### CHALLENGE:
Show all lines that include the string "semi"; copy each one.

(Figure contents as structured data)

··········

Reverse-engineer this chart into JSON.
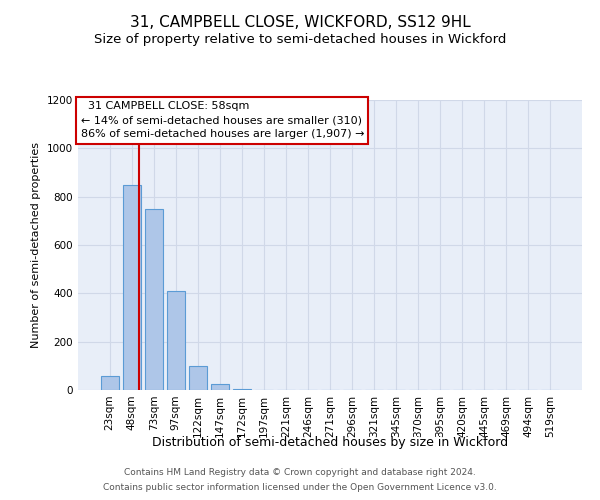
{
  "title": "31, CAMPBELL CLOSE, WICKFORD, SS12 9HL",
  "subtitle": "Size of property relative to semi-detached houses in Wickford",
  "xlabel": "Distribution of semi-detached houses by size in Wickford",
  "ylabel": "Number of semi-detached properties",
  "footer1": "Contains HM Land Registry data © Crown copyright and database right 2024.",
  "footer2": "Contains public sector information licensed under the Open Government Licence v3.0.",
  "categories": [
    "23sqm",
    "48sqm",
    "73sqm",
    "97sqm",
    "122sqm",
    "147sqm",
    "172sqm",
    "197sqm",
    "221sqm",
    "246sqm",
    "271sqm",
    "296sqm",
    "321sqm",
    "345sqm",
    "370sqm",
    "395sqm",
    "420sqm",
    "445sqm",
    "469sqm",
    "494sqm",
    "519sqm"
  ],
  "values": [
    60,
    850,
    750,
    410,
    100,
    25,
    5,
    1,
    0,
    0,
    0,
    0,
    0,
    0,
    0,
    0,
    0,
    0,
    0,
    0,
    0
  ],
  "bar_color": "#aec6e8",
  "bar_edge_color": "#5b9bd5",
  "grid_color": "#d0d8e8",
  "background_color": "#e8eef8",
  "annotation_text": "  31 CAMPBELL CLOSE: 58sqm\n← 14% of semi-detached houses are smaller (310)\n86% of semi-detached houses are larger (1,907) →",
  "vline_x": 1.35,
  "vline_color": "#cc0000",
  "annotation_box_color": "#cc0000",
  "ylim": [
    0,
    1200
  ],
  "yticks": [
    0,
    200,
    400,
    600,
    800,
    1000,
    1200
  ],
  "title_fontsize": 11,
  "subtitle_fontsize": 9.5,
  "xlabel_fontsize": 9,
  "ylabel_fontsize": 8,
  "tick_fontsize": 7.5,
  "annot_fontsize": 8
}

··········

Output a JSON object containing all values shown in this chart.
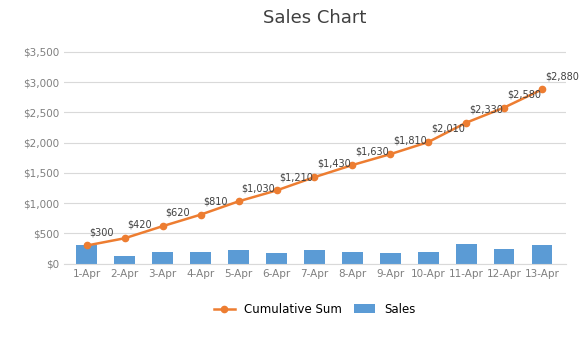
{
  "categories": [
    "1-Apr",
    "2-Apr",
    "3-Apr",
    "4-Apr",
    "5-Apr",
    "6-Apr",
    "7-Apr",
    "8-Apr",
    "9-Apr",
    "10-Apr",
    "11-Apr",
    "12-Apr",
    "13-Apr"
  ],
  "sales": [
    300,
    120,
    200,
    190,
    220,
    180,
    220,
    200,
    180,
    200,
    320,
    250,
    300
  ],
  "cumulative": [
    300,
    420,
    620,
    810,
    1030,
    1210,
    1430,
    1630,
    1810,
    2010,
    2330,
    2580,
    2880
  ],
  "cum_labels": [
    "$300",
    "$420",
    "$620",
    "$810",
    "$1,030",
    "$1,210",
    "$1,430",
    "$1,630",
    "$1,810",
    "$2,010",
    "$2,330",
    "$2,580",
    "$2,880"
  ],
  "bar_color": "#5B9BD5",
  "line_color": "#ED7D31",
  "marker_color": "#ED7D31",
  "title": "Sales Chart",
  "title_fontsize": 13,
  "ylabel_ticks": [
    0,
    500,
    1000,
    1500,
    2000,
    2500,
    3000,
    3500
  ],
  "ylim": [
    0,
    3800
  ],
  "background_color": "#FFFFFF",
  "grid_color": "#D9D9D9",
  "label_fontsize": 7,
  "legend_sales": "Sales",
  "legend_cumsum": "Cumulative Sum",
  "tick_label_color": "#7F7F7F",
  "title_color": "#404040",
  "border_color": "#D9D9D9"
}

··········

### RESULT OF THIS EXERCISE:
  "subtitle": "Size of property relative to semi-detached houses in Wickford",
  "xlabel": "Distribution of semi-detached houses by size in Wickford",
  "ylabel": "Number of semi-detached properties",
  "annotation_text": "  31 CAMPBELL CLOSE: 58sqm\n← 14% of semi-detached houses are smaller (310)\n86% of semi-detached houses are larger (1,907) →",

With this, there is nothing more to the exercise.